:: Set exercise ::
Gather every line holding the string "contours".

Data listing:
----------------

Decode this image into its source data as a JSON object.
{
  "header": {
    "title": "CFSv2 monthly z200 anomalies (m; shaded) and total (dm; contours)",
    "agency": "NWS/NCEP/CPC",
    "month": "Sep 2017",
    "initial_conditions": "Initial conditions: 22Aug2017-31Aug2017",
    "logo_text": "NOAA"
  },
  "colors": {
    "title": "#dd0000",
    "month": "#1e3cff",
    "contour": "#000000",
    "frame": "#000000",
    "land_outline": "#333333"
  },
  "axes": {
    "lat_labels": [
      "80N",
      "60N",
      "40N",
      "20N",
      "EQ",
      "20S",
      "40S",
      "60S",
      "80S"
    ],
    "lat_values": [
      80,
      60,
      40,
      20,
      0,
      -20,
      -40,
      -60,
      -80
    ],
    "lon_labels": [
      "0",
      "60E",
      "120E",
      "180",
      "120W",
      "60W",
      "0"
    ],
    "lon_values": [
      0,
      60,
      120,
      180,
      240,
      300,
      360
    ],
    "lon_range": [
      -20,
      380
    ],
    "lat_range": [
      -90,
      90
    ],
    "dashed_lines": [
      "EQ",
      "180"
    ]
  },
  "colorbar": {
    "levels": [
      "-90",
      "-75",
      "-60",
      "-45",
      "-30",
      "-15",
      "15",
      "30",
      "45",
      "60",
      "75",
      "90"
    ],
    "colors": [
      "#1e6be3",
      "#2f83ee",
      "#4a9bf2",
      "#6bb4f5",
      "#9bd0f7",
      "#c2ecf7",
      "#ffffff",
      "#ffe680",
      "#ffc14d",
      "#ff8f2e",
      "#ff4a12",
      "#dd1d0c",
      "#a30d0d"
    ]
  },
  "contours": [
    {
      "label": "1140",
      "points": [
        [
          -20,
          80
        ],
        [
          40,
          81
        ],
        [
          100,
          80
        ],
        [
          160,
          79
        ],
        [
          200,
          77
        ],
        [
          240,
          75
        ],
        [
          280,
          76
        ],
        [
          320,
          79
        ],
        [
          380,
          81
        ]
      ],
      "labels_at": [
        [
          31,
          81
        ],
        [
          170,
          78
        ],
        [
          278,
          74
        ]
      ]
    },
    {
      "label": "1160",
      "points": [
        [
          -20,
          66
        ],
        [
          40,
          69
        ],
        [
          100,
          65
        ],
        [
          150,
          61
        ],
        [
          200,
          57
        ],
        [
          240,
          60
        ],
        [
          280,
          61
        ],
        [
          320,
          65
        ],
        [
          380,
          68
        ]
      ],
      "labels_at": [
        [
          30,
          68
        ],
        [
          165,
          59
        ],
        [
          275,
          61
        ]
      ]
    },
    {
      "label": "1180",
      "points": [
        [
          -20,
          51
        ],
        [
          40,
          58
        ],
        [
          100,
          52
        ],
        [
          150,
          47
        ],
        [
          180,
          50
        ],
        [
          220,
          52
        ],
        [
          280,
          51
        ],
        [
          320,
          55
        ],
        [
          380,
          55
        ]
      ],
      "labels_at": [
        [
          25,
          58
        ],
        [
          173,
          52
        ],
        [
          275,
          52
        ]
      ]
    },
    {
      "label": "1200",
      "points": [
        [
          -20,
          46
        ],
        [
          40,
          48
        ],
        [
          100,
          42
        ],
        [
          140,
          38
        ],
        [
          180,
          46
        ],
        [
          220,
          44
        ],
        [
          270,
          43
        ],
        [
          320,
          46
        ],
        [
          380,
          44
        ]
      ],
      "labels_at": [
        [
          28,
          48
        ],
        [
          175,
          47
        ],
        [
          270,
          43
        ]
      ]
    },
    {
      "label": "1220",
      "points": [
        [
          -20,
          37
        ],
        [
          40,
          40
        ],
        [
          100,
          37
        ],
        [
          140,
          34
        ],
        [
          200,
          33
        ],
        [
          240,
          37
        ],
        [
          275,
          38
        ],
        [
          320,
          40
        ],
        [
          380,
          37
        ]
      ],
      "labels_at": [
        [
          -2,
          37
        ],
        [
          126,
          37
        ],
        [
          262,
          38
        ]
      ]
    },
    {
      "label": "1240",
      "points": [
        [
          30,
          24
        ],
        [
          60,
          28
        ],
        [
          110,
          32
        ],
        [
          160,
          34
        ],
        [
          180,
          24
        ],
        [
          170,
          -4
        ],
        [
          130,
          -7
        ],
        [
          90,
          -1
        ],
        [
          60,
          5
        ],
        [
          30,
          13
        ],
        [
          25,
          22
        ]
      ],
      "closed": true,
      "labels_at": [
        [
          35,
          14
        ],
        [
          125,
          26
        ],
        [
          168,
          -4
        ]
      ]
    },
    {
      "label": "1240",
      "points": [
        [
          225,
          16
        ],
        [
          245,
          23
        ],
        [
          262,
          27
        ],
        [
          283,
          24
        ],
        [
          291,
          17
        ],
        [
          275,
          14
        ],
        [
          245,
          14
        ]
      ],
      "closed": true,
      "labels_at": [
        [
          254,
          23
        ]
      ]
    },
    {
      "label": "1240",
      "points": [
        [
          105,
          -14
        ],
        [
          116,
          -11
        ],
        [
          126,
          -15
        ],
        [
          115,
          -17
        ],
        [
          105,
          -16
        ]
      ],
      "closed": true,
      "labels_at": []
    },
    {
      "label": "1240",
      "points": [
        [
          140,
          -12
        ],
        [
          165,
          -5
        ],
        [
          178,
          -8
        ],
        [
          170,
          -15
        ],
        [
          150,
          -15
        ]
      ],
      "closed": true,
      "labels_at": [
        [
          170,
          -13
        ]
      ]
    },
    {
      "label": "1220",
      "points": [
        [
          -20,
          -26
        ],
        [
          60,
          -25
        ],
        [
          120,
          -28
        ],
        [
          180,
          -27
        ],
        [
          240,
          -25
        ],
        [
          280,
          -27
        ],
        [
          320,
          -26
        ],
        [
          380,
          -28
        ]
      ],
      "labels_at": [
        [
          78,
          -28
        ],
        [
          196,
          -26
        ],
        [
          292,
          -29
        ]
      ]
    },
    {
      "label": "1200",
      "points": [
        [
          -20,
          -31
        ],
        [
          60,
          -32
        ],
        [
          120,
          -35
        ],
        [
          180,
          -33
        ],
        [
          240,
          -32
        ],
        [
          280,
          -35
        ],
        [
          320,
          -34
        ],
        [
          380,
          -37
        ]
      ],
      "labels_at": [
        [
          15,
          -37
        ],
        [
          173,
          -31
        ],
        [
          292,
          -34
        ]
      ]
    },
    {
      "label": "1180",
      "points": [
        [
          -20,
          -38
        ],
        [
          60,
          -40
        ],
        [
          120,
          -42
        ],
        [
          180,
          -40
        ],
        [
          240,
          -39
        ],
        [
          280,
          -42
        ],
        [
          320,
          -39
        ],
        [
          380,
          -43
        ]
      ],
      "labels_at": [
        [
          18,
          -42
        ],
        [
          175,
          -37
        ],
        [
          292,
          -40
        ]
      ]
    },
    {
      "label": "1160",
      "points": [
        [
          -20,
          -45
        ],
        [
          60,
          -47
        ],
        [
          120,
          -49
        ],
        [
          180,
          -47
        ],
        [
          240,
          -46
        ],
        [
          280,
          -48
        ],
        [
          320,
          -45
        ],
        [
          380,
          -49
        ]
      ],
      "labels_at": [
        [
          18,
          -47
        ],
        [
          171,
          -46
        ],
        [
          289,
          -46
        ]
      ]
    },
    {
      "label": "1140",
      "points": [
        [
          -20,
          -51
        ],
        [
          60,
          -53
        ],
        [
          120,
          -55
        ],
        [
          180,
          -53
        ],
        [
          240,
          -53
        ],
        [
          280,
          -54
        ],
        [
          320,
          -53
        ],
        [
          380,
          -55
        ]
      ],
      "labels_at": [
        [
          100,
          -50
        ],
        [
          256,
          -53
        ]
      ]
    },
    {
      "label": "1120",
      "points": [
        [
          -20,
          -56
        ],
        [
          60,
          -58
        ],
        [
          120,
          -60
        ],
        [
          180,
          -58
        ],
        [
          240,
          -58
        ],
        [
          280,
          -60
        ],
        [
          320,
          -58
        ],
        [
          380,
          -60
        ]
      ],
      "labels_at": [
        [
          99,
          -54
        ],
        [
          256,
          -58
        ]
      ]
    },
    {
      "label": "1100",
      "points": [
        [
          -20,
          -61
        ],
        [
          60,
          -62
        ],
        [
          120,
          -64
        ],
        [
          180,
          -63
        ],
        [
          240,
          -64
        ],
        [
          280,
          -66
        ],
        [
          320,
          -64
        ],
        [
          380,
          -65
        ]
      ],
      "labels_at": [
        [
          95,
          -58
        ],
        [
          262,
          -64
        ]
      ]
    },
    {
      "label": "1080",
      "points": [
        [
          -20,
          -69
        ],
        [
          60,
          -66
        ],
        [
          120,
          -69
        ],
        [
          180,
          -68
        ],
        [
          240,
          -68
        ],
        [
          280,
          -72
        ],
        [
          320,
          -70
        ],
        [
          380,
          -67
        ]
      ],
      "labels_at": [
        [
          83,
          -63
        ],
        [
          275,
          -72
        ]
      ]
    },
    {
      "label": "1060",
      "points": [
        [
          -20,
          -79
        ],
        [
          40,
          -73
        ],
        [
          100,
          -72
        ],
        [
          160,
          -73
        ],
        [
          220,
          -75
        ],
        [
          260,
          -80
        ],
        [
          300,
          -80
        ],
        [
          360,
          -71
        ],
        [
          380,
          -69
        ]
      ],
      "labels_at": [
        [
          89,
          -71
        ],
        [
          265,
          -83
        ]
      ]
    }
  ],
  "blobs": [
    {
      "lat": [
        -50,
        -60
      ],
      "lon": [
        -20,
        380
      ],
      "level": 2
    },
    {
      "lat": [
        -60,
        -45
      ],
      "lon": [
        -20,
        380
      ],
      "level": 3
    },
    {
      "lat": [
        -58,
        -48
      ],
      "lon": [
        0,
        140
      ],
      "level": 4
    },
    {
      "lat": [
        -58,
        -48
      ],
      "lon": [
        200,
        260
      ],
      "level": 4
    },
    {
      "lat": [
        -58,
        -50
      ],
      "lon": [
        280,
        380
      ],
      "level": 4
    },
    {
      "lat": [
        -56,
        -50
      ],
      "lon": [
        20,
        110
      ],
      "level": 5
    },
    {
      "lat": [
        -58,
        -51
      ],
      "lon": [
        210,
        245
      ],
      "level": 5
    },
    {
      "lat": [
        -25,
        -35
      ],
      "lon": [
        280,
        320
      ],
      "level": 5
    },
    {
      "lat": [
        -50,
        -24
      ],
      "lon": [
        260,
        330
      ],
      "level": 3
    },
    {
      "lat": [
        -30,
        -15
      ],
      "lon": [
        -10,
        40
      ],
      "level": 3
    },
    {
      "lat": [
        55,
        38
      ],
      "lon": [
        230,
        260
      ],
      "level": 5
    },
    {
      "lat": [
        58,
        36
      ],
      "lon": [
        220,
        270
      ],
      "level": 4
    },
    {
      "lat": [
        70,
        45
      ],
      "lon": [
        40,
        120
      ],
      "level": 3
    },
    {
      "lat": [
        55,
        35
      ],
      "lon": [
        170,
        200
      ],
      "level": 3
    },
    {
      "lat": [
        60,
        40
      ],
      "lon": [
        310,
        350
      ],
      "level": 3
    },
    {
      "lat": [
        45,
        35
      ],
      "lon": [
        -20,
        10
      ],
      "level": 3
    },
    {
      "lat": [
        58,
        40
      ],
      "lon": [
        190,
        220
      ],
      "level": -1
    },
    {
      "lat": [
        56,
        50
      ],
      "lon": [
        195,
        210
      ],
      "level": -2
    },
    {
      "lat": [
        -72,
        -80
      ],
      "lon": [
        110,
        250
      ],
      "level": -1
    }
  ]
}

----------------

:: Answer to the task ::
    "title": "CFSv2 monthly z200 anomalies (m; shaded) and total (dm; contours)",
  "contours": [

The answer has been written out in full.